— BEGIN Exercise materials —
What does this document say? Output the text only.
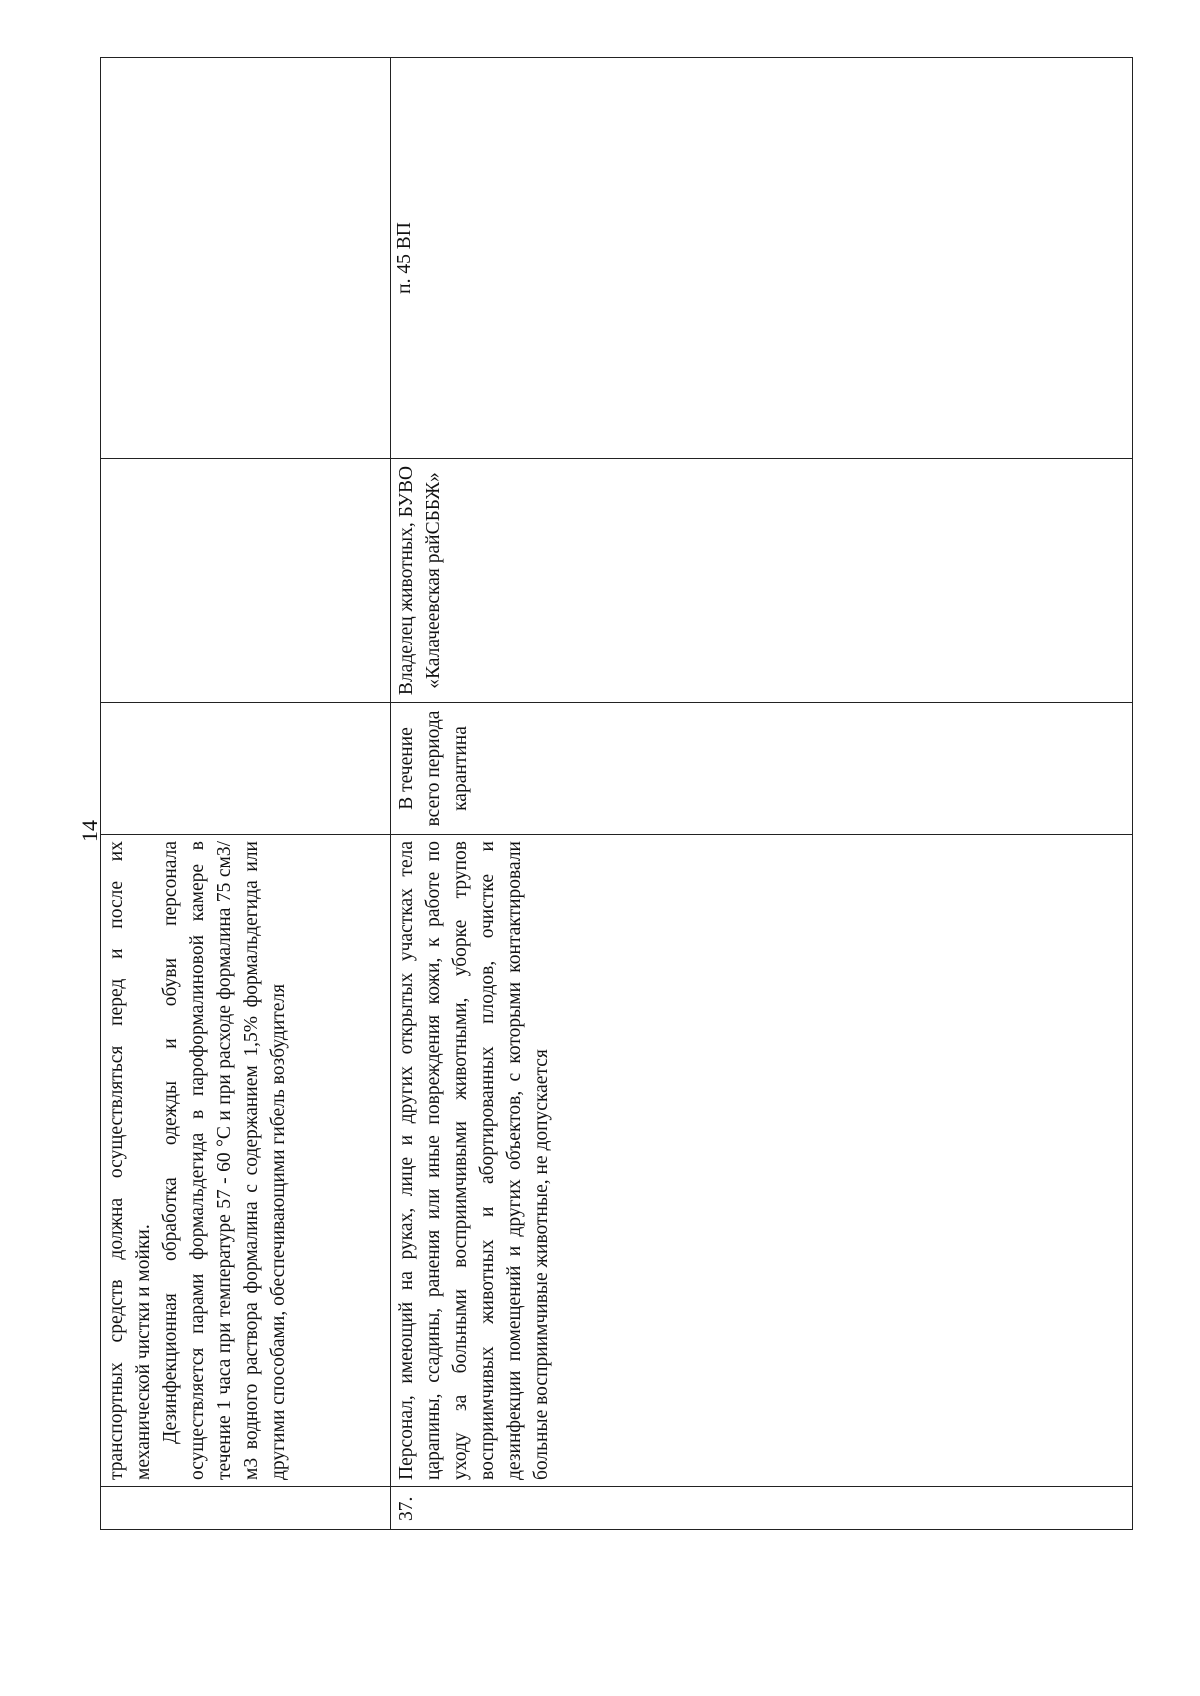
14

	транспортных средств должна осуществляться перед и после их механической чистки и мойки. Дезинфекционная обработка одежды и обуви персонала осуществляется парами формальдегида в пароформалиновой камере в течение 1 часа при температуре 57 - 60 °С и при расходе формалина 75 см3/м3 водного раствора формалина с содержанием 1,5% формальдегида или другими способами, обеспечивающими гибель возбудителя			

37.	Персонал, имеющий на руках, лице и других открытых участках тела царапины, ссадины, ранения или иные повреждения кожи, к работе по уходу за больными восприимчивыми животными, уборке трупов восприимчивых животных и абортированных плодов, очистке и дезинфекции помещений и других объектов, с которыми контактировали больные восприимчивые животные, не допускается	В течение всего периода карантина	Владелец животных, БУВО «Калачеевская райСББЖ»	п. 45 ВП
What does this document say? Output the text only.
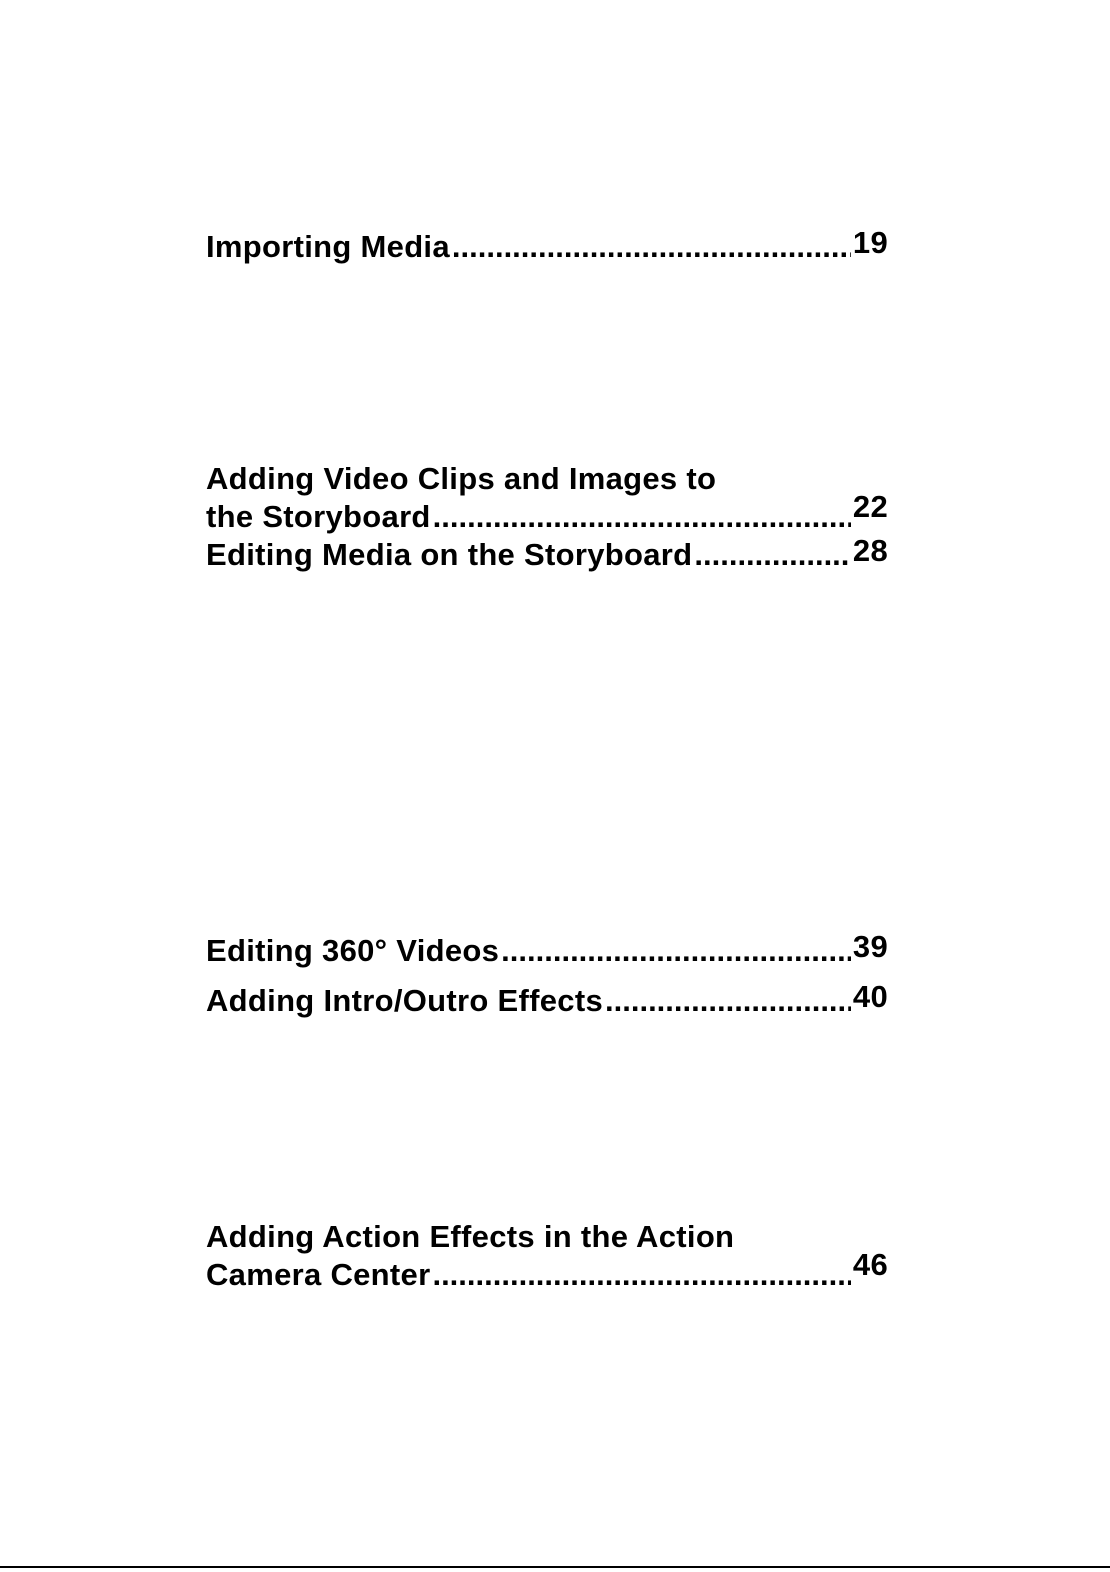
Importing Media .....	19
Adding Video Clips and Images to
the Storyboard .....	22
Editing Media on the Storyboard .....	28
Editing 360° Videos .....	39
Adding Intro/Outro Effects .....	40
Adding Action Effects in the Action
Camera Center .....	46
— END Exercise materials —
### Brief
Excluding the pictures, reproduce every entry exactly as given.

### Task answer
What does this document say? Output the text only.
14

	транспортных средств должна осуществляться перед и после их механической чистки и мойки. Дезинфекционная обработка одежды и обуви персонала осуществляется парами формальдегида в пароформалиновой камере в течение 1 часа при температуре 57 - 60 °С и при расходе формалина 75 см3/м3 водного раствора формалина с содержанием 1,5% формальдегида или другими способами, обеспечивающими гибель возбудителя			

37.	Персонал, имеющий на руках, лице и других открытых участках тела царапины, ссадины, ранения или иные повреждения кожи, к работе по уходу за больными восприимчивыми животными, уборке трупов восприимчивых животных и абортированных плодов, очистке и дезинфекции помещений и других объектов, с которыми контактировали больные восприимчивые животные, не допускается	В течение всего периода карантина	Владелец животных, БУВО «Калачеевская райСББЖ»	п. 45 ВП
What does this document say? Output the text only.
Importing Media .....	19
Adding Video Clips and Images to
the Storyboard .....	22
Editing Media on the Storyboard .....	28
Editing 360° Videos .....	39
Adding Intro/Outro Effects .....	40
Adding Action Effects in the Action
Camera Center .....	46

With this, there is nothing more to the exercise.